Task directions:
Each line that follows should be printed again exactly as it stands.

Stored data
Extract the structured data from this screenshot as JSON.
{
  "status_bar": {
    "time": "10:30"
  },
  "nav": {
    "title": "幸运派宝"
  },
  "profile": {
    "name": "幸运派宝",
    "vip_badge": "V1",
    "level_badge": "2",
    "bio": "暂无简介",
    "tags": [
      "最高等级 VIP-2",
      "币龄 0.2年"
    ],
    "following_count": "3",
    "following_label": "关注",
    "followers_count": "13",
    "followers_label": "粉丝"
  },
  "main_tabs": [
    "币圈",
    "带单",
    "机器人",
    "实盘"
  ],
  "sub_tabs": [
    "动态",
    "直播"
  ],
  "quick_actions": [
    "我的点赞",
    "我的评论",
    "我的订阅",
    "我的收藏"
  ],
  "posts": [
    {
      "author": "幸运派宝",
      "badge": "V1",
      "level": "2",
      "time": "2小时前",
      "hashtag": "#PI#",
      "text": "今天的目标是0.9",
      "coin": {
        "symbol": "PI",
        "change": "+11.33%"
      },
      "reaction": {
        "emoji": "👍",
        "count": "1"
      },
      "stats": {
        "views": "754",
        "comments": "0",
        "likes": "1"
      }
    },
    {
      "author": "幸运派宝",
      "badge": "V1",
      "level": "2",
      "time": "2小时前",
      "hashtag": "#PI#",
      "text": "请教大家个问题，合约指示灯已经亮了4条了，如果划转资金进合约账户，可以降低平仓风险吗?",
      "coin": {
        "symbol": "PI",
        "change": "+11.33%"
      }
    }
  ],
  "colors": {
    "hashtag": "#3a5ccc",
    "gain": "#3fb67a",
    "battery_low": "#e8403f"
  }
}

Response below:
Extract the structured data from this screenshot as JSON.
{
  "status_bar": {
    "time": "10:30"
  },
  "nav": {
    "title": "幸运派宝"
  },
  "profile": {
    "name": "幸运派宝",
    "vip_badge": "V1",
    "level_badge": "2",
    "bio": "暂无简介",
    "tags": [
      "最高等级 VIP-2",
      "币龄 0.2年"
    ],
    "following_count": "3",
    "following_label": "关注",
    "followers_count": "13",
    "followers_label": "粉丝"
  },
  "main_tabs": [
    "币圈",
    "带单",
    "机器人",
    "实盘"
  ],
  "sub_tabs": [
    "动态",
    "直播"
  ],
  "quick_actions": [
    "我的点赞",
    "我的评论",
    "我的订阅",
    "我的收藏"
  ],
  "posts": [
    {
      "author": "幸运派宝",
      "badge": "V1",
      "level": "2",
      "time": "2小时前",
      "hashtag": "#PI#",
      "text": "今天的目标是0.9",
      "coin": {
        "symbol": "PI",
        "change": "+11.33%"
      },
      "reaction": {
        "emoji": "👍",
        "count": "1"
      },
      "stats": {
        "views": "754",
        "comments": "0",
        "likes": "1"
      }
    },
    {
      "author": "幸运派宝",
      "badge": "V1",
      "level": "2",
      "time": "2小时前",
      "hashtag": "#PI#",
      "text": "请教大家个问题，合约指示灯已经亮了4条了，如果划转资金进合约账户，可以降低平仓风险吗?",
      "coin": {
        "symbol": "PI",
        "change": "+11.33%"
      }
    }
  ],
  "colors": {
    "hashtag": "#3a5ccc",
    "gain": "#3fb67a",
    "battery_low": "#e8403f"
  }
}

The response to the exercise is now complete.